Stated exercise - Pick out all lines in the listing holding the string "xlabel" and copy them.
[Start Exercise material]
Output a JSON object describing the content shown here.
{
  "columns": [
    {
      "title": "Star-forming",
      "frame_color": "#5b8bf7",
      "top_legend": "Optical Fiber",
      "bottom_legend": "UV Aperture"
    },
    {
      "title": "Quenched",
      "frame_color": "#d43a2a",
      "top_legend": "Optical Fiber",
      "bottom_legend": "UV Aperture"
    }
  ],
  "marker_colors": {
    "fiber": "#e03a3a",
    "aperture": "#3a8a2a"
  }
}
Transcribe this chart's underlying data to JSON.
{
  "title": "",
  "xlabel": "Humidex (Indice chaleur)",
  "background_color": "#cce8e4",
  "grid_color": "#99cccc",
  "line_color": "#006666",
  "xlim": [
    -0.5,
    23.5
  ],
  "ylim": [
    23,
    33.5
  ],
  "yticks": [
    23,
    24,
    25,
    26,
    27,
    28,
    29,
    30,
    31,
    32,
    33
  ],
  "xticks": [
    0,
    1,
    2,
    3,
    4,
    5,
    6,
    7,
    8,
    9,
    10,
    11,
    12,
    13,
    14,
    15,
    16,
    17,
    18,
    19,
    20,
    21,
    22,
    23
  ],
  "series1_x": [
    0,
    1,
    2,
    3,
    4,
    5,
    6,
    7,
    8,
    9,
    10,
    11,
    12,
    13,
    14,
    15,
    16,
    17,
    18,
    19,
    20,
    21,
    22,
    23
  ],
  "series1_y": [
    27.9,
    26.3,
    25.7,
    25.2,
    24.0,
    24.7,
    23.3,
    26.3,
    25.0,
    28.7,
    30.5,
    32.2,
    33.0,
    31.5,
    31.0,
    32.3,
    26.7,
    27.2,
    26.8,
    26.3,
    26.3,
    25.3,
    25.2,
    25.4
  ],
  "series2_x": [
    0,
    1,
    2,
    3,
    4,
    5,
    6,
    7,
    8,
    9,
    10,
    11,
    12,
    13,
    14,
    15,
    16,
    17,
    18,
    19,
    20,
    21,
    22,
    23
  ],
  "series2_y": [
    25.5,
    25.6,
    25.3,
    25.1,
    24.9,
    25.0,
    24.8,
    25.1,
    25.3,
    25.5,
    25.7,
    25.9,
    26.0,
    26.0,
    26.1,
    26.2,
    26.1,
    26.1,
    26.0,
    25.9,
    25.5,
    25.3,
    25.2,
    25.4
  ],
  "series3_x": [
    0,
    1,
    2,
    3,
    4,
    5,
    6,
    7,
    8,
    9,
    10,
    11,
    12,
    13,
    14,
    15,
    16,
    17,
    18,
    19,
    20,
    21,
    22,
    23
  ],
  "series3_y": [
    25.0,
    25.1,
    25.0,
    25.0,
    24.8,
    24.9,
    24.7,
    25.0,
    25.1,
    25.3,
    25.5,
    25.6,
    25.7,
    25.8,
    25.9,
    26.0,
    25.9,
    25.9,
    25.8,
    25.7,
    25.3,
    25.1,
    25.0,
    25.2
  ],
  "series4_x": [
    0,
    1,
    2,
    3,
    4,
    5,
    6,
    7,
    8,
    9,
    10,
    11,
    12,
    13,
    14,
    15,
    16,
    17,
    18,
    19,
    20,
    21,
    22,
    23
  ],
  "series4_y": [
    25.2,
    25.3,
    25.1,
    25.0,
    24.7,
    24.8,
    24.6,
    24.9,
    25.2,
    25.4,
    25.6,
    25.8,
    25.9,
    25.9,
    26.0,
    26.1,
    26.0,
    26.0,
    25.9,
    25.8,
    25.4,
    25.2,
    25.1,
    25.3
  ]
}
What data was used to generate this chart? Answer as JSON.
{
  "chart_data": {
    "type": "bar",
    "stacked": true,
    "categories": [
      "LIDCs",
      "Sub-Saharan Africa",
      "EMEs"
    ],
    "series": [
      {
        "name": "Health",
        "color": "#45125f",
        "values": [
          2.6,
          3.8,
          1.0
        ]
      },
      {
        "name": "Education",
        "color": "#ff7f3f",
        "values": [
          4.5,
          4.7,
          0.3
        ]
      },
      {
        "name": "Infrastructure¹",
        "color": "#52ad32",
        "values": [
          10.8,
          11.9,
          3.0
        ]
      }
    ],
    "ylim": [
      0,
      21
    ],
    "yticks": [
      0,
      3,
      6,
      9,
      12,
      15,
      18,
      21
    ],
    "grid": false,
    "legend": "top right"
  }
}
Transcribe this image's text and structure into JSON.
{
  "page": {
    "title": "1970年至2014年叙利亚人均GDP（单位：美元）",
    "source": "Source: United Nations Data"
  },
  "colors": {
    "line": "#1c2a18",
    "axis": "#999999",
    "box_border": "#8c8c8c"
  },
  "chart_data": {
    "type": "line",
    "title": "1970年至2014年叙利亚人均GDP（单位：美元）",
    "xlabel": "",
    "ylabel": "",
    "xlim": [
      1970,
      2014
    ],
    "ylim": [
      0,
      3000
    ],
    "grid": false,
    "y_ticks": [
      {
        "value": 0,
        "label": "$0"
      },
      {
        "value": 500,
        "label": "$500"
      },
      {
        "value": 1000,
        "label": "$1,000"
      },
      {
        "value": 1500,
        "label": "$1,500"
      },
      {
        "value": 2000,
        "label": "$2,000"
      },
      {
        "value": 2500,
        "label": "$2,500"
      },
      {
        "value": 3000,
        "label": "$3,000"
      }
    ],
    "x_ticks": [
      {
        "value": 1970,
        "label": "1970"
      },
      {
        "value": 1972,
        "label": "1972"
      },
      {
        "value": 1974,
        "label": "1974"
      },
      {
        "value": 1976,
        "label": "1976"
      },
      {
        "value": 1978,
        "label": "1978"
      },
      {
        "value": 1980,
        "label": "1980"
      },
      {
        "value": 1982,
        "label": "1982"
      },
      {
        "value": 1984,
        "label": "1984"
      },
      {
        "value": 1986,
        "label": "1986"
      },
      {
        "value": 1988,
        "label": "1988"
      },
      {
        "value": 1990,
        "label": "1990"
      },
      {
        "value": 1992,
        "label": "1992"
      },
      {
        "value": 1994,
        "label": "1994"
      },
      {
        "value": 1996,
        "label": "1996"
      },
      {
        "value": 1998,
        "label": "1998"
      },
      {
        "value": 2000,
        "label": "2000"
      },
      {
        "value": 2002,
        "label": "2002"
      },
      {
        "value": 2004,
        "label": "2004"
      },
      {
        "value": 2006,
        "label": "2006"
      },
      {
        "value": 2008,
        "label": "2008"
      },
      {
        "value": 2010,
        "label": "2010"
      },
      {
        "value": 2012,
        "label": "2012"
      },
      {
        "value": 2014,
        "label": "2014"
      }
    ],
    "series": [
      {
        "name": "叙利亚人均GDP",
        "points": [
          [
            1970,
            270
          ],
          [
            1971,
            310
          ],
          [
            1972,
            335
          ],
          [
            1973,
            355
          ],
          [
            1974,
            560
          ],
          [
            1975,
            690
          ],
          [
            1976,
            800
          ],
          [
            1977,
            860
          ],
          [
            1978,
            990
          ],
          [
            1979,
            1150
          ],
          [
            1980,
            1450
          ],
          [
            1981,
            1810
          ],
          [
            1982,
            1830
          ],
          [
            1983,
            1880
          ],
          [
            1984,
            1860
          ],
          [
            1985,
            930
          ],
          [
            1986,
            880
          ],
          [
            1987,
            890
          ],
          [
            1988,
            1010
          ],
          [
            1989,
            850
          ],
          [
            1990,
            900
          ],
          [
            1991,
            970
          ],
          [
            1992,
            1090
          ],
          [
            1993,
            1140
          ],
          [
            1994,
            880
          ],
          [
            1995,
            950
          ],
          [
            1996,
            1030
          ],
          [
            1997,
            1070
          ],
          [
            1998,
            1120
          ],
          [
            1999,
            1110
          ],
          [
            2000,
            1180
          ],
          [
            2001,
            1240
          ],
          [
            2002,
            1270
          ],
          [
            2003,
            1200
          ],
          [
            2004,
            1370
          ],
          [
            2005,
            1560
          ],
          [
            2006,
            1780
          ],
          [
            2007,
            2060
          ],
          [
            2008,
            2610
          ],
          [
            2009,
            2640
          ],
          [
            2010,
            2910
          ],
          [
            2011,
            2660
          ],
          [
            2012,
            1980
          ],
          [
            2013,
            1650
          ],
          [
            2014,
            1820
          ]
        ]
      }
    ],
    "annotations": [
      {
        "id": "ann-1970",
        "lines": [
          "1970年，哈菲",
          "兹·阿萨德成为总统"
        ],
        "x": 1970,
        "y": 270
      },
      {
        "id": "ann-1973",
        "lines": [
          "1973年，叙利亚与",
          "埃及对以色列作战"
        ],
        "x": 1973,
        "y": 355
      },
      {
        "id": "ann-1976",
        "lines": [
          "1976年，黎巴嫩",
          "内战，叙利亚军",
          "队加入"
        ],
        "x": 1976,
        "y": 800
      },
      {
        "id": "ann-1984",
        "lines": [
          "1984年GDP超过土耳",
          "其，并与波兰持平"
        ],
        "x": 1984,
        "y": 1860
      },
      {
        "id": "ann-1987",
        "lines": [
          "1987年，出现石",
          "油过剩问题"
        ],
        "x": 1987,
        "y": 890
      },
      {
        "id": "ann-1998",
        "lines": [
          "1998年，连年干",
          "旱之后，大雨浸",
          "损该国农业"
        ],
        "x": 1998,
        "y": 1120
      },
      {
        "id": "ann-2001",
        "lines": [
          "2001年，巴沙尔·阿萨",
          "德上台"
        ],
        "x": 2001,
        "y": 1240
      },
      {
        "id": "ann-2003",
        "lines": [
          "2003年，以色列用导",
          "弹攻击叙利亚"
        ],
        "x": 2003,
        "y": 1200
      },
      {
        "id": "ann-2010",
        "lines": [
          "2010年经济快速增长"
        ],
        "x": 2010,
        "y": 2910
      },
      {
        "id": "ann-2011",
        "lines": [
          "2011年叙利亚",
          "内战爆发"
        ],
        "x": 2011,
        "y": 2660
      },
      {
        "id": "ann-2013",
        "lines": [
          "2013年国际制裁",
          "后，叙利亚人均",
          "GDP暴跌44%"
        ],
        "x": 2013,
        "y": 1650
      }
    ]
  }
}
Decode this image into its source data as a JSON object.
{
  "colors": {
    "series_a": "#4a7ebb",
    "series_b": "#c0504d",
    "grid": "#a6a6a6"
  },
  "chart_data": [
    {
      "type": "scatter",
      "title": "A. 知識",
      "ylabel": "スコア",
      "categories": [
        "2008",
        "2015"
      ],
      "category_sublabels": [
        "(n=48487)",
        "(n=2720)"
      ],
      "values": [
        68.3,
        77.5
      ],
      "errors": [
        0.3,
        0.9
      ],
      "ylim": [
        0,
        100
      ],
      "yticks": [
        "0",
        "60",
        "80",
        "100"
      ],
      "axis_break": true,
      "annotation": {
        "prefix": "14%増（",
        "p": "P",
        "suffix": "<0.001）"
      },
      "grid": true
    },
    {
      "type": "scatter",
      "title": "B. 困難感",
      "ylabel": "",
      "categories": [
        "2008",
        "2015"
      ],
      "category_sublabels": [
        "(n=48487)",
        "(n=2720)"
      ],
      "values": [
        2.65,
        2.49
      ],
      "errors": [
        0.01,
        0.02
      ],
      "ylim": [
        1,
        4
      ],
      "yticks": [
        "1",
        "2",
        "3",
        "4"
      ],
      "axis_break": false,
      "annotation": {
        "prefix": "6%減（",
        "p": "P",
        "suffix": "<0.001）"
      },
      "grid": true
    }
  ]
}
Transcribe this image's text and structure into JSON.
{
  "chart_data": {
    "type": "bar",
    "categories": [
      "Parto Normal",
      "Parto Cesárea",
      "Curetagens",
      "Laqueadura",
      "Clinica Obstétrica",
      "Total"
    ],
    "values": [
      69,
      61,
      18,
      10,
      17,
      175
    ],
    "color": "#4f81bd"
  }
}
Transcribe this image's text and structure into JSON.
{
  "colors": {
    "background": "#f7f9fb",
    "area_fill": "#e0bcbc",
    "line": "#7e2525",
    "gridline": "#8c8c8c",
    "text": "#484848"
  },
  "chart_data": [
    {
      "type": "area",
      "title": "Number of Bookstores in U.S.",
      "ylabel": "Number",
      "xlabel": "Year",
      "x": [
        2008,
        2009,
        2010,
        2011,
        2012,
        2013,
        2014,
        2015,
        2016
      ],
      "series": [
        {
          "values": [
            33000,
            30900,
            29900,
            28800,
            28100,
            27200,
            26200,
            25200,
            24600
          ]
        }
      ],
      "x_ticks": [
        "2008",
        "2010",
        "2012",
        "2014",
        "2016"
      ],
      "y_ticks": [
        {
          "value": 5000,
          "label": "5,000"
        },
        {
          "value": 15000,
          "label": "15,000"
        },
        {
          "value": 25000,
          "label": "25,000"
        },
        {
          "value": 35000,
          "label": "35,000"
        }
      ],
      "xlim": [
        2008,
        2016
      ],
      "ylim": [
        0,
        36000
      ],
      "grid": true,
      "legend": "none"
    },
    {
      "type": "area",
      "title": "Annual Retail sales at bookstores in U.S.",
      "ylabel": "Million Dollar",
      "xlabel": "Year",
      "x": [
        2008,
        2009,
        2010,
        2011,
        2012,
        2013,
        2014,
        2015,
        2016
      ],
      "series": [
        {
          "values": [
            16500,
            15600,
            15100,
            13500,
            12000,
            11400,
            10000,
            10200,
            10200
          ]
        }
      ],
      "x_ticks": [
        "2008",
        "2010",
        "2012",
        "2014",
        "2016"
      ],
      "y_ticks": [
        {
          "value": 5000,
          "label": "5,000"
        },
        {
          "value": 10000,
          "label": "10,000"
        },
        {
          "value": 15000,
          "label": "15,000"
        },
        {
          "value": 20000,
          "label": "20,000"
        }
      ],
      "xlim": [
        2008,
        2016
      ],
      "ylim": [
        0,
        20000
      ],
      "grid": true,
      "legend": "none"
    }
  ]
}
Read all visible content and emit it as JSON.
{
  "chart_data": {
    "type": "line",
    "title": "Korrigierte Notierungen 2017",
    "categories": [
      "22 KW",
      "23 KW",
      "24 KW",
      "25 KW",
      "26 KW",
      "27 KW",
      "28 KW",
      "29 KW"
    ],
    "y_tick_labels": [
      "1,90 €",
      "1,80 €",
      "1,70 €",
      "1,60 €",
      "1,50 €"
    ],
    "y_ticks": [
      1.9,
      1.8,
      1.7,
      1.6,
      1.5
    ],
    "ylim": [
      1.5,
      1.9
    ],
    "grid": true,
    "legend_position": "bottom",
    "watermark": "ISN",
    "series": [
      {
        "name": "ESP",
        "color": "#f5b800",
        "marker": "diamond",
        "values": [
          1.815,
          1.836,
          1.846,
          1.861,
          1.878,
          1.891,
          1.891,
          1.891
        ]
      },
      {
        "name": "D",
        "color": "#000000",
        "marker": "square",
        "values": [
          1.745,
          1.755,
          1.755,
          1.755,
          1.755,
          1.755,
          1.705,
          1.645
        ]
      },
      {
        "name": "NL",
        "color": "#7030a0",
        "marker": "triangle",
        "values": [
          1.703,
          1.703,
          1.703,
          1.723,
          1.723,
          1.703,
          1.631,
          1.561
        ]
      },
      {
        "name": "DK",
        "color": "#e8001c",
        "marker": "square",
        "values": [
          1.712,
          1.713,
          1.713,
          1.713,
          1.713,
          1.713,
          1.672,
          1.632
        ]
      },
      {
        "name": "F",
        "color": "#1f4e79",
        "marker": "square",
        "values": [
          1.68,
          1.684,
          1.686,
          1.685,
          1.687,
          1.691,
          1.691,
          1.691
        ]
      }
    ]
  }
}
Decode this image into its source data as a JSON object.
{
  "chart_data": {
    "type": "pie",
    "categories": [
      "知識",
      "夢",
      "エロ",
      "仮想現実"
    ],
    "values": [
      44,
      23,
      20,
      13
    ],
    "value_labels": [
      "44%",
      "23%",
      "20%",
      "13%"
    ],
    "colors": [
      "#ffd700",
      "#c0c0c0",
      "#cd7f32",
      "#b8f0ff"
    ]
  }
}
[End Exercise material]
Answer for this exercise -
  "xlabel": "Humidex (Indice chaleur)",
    "xlabel": "",
      "xlabel": "Year",
      "xlabel": "Year",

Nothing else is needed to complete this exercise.